FINDING EQUITY IN PUBLIC HEALTH
Growing up in Wheaton, Illinois, in a family with a social justice bent, Paul Rebman knew that he wanted a career that would focus on equity. Toward that end, he studied psychology and human rights and humanitarianism in college.
But the cognitive psychology research he worked on felt too academic. Yet the volunteer work he performed in his community, teaching English to adults and promoting early childhood literacy, didn’t feel academic enough.
Looking for a balance between the two, Rebman found an Americorps Vista position, developing and evaluating a hospital-based youth violence prevention program for the city of Minneapolis. “That’s where I found the field of public health,” he remembers.
Over the next several years, Rebman accumulated more experience in the field—through qualitative research projects on the state of youth and father involvement among unmarried parents in Minneapolis.
Later, he spent time in Kampala, Uganda, in a director-level position through Global Health Corps at Days for Girls, an international nonprofit that trains women’s groups to sew reusable menstrual pads and teach a reproductive health education curriculum in their communities.
Rebman felt like a valuable contributor to this organization, but he knew that with more training in development, implementation, evaluation, and policy at the Bloomberg School, he could be more effective.
“In global health, it takes a community to do the work,” he says. “With the training I’m receiving now, I’ll be even better at providing my piece of it.”

^^^^^^^^^^^^^^^^

◆ Work to complete
- a) Write out the passage of the profile starting at "Rebman felt like" and ending at "be more effective.".
- b) According to the profile, what does Days for Girls train women's groups to do?
The rows come from a separate source, not from the profile.

[Stored entries]
^^^^^^^^^^^^^^^^

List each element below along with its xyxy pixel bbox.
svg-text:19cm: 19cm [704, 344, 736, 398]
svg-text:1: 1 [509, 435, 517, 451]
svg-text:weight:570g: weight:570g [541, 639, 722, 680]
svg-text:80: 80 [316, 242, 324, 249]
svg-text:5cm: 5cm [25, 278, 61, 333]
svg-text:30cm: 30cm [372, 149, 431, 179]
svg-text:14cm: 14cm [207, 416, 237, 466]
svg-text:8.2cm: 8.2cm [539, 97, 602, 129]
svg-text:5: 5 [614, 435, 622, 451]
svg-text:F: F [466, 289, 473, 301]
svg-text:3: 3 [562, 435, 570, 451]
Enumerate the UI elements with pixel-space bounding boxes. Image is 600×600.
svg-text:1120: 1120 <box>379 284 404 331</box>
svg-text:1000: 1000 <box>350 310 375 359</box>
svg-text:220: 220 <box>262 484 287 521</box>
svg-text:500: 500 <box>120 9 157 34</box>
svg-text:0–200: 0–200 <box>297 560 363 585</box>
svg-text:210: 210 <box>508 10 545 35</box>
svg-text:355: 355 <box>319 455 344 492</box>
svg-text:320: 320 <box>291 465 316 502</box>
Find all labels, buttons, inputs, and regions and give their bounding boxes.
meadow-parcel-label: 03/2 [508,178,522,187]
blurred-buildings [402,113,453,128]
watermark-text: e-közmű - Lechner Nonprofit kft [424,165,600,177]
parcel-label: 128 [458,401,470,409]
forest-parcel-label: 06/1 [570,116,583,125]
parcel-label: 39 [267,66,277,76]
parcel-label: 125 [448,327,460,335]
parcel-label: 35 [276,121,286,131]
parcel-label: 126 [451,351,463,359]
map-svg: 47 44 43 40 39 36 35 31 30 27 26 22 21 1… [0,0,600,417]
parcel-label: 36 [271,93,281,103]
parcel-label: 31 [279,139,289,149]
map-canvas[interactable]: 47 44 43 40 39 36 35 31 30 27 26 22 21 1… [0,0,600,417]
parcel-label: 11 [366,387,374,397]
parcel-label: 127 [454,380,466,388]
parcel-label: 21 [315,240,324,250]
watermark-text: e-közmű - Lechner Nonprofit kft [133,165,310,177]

^^^^^^^^^^^^^^^^

◆ Exercise responses
- a)
Rebman felt like a valuable contributor to this organization, but he knew that with more training in development, implementation, evaluation, and policy at the Bloomberg School, he could be more effective.

- b) Sew reusable menstrual pads and teach a reproductive health education curriculum in their communities.